>> start INFORMATION SHOWN

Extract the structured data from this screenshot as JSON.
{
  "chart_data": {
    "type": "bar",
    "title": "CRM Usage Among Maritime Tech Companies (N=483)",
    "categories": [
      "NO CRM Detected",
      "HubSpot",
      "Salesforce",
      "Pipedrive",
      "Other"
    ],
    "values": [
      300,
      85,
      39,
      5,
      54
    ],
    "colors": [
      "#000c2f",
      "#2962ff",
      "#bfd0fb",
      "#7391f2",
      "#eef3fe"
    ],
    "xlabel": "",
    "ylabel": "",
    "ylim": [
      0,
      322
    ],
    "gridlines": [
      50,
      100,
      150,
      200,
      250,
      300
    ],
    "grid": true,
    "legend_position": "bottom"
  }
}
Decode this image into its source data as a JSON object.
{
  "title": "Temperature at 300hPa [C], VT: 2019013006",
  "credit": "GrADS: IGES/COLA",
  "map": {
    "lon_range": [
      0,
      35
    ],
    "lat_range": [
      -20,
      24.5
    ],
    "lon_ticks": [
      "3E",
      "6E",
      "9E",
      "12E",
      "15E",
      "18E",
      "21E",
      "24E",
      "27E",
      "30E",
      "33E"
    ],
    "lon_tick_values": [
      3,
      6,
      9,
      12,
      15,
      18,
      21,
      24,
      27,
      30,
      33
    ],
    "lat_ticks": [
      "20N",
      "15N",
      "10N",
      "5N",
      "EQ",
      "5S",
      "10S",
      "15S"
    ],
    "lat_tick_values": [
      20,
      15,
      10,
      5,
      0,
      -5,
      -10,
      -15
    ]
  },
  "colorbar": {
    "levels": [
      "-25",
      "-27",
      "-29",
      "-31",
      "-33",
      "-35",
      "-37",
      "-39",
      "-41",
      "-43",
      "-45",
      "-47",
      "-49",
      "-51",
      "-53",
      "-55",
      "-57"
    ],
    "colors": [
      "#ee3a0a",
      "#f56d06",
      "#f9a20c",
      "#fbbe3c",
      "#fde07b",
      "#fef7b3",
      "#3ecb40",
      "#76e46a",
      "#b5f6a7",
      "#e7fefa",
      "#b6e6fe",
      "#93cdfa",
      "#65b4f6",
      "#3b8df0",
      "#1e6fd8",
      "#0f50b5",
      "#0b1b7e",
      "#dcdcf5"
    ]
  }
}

>> end INFORMATION SHOWN

Among the lines of the data, identify those with the word "this". Copy each of them.

Extract the structured data from this screenshot as JSON.
Decode this image into its source data as a JSON object.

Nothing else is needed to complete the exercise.